*Exercise instructions*
Take down each entry exactly as written.

::: Given data :::

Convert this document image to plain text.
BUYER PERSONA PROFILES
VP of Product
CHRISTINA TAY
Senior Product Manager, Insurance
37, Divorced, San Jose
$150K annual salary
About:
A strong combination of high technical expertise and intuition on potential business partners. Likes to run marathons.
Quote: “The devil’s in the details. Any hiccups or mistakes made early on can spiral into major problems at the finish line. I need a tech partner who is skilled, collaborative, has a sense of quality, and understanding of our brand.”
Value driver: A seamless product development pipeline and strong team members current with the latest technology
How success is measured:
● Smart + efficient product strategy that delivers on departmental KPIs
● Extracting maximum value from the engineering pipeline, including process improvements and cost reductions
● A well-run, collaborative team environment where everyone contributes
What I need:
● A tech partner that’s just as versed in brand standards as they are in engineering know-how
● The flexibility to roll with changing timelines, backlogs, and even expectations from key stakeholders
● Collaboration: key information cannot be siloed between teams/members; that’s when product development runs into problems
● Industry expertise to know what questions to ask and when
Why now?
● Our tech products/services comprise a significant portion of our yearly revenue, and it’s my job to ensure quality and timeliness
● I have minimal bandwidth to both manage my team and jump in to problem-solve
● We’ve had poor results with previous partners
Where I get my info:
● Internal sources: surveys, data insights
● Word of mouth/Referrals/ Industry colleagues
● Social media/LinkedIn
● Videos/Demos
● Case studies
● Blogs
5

:::

*Exercise answer*
Convert this document image to plain text.
BUYER PERSONA PROFILES
VP of Product
CHRISTINA TAY
Senior Product Manager, Insurance
37, Divorced, San Jose
$150K annual salary
About:
A strong combination of high technical expertise and intuition on potential business partners. Likes to run marathons.
Quote: “The devil’s in the details. Any hiccups or mistakes made early on can spiral into major problems at the finish line. I need a tech partner who is skilled, collaborative, has a sense of quality, and understanding of our brand.”
Value driver: A seamless product development pipeline and strong team members current with the latest technology
How success is measured:
● Smart + efficient product strategy that delivers on departmental KPIs
● Extracting maximum value from the engineering pipeline, including process improvements and cost reductions
● A well-run, collaborative team environment where everyone contributes
What I need:
● A tech partner that’s just as versed in brand standards as they are in engineering know-how
● The flexibility to roll with changing timelines, backlogs, and even expectations from key stakeholders
● Collaboration: key information cannot be siloed between teams/members; that’s when product development runs into problems
● Industry expertise to know what questions to ask and when
Why now?
● Our tech products/services comprise a significant portion of our yearly revenue, and it’s my job to ensure quality and timeliness
● I have minimal bandwidth to both manage my team and jump in to problem-solve
● We’ve had poor results with previous partners
Where I get my info:
● Internal sources: surveys, data insights
● Word of mouth/Referrals/ Industry colleagues
● Social media/LinkedIn
● Videos/Demos
● Case studies
● Blogs
5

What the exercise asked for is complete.